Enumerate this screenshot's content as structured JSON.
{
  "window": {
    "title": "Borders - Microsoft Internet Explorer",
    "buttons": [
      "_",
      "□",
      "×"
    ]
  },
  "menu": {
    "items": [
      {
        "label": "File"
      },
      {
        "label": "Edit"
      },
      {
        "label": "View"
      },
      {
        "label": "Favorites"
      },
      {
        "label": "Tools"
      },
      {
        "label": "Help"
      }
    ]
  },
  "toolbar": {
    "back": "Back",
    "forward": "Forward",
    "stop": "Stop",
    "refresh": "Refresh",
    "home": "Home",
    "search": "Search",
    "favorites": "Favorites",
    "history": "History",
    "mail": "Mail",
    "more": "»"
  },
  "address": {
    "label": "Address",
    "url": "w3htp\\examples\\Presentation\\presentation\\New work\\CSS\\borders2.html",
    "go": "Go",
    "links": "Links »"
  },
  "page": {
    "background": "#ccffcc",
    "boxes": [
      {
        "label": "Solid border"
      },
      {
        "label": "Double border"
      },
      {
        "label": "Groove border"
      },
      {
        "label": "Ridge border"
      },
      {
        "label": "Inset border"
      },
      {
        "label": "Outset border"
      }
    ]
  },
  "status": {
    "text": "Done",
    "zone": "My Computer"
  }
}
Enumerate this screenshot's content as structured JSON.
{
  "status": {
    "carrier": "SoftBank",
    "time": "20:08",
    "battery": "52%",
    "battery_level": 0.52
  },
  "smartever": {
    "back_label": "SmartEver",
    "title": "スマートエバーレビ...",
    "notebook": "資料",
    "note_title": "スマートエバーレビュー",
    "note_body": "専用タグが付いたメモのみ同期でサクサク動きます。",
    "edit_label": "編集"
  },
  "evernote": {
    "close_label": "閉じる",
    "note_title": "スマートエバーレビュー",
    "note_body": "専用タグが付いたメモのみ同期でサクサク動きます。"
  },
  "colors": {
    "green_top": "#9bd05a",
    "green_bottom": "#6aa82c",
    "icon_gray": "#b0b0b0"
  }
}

----------

SHORT PROBLEM: Working from the material above, retype it in its entirety without change.

WRITTEN ANSWER:
Enumerate this screenshot's content as structured JSON.
{
  "window": {
    "title": "Borders - Microsoft Internet Explorer",
    "buttons": [
      "_",
      "□",
      "×"
    ]
  },
  "menu": {
    "items": [
      {
        "label": "File"
      },
      {
        "label": "Edit"
      },
      {
        "label": "View"
      },
      {
        "label": "Favorites"
      },
      {
        "label": "Tools"
      },
      {
        "label": "Help"
      }
    ]
  },
  "toolbar": {
    "back": "Back",
    "forward": "Forward",
    "stop": "Stop",
    "refresh": "Refresh",
    "home": "Home",
    "search": "Search",
    "favorites": "Favorites",
    "history": "History",
    "mail": "Mail",
    "more": "»"
  },
  "address": {
    "label": "Address",
    "url": "w3htp\\examples\\Presentation\\presentation\\New work\\CSS\\borders2.html",
    "go": "Go",
    "links": "Links »"
  },
  "page": {
    "background": "#ccffcc",
    "boxes": [
      {
        "label": "Solid border"
      },
      {
        "label": "Double border"
      },
      {
        "label": "Groove border"
      },
      {
        "label": "Ridge border"
      },
      {
        "label": "Inset border"
      },
      {
        "label": "Outset border"
      }
    ]
  },
  "status": {
    "text": "Done",
    "zone": "My Computer"
  }
}
Enumerate this screenshot's content as structured JSON.
{
  "status": {
    "carrier": "SoftBank",
    "time": "20:08",
    "battery": "52%",
    "battery_level": 0.52
  },
  "smartever": {
    "back_label": "SmartEver",
    "title": "スマートエバーレビ...",
    "notebook": "資料",
    "note_title": "スマートエバーレビュー",
    "note_body": "専用タグが付いたメモのみ同期でサクサク動きます。",
    "edit_label": "編集"
  },
  "evernote": {
    "close_label": "閉じる",
    "note_title": "スマートエバーレビュー",
    "note_body": "専用タグが付いたメモのみ同期でサクサク動きます。"
  },
  "colors": {
    "green_top": "#9bd05a",
    "green_bottom": "#6aa82c",
    "icon_gray": "#b0b0b0"
  }
}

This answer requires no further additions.